▶ Work instructions
Tally every line of the material that includes "Number", then give the tally and nothing else.
________
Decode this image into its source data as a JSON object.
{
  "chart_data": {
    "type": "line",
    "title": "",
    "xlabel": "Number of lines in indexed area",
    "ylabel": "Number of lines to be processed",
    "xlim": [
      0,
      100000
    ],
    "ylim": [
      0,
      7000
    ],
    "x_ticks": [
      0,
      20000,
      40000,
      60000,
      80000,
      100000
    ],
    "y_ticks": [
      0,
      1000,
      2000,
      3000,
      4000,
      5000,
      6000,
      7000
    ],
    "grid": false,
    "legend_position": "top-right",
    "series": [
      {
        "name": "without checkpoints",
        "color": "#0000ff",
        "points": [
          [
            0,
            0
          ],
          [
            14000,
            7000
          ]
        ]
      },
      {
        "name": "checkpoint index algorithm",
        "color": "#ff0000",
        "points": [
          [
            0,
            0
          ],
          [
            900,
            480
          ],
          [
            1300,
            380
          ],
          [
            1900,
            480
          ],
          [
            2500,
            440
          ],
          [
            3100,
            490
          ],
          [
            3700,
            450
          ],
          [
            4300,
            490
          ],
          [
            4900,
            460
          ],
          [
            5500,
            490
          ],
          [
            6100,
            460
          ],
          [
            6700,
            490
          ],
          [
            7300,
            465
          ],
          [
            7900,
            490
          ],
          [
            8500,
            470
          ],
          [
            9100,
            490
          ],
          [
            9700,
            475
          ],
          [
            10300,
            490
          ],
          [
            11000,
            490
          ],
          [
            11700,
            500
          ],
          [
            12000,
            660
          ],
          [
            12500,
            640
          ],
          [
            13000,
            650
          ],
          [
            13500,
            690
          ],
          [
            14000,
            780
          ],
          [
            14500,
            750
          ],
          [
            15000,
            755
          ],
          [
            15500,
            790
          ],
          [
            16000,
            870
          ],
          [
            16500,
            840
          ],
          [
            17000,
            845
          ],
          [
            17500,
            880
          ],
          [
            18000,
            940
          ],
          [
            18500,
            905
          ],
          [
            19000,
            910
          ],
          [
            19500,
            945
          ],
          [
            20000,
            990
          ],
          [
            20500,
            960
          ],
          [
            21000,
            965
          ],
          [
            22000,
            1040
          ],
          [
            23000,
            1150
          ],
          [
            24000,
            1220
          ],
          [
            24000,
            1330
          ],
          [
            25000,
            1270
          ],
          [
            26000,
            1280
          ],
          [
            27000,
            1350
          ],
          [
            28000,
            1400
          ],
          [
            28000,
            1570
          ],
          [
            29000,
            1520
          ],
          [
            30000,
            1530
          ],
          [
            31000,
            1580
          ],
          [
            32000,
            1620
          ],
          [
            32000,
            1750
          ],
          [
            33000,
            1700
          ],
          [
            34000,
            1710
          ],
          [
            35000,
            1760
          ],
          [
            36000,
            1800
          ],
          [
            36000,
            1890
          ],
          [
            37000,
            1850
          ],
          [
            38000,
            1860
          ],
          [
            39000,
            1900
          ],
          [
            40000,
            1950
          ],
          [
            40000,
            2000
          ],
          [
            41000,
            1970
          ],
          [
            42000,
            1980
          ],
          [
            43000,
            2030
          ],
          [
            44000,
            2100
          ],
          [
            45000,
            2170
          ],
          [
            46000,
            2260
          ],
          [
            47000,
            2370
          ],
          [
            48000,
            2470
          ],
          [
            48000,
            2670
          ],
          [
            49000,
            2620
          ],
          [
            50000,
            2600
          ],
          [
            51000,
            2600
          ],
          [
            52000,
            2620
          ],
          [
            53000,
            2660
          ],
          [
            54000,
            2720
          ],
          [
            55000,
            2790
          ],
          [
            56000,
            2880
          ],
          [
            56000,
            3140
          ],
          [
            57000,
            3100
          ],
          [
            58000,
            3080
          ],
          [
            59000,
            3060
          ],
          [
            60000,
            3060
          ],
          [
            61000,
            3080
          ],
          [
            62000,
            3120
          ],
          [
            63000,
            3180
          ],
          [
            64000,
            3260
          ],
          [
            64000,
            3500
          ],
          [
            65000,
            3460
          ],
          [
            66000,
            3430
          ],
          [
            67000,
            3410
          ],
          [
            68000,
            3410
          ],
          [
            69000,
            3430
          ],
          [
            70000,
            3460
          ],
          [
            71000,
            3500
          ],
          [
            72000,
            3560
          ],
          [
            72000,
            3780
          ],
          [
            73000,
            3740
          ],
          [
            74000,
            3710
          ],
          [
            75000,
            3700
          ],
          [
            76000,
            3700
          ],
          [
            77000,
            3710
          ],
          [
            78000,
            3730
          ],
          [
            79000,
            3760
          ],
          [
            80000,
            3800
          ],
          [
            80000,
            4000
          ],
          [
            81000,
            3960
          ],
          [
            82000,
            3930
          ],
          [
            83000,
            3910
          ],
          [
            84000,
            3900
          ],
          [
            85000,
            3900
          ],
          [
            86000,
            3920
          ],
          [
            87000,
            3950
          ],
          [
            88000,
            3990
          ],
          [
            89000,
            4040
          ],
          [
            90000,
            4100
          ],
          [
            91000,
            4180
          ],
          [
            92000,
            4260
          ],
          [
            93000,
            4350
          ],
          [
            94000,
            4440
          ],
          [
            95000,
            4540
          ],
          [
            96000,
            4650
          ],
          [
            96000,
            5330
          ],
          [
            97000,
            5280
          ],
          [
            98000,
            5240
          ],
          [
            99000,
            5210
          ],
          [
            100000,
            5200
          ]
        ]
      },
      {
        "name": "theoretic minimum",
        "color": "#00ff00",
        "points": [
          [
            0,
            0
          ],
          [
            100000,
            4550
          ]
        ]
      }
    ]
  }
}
________
▶ Worked solution
2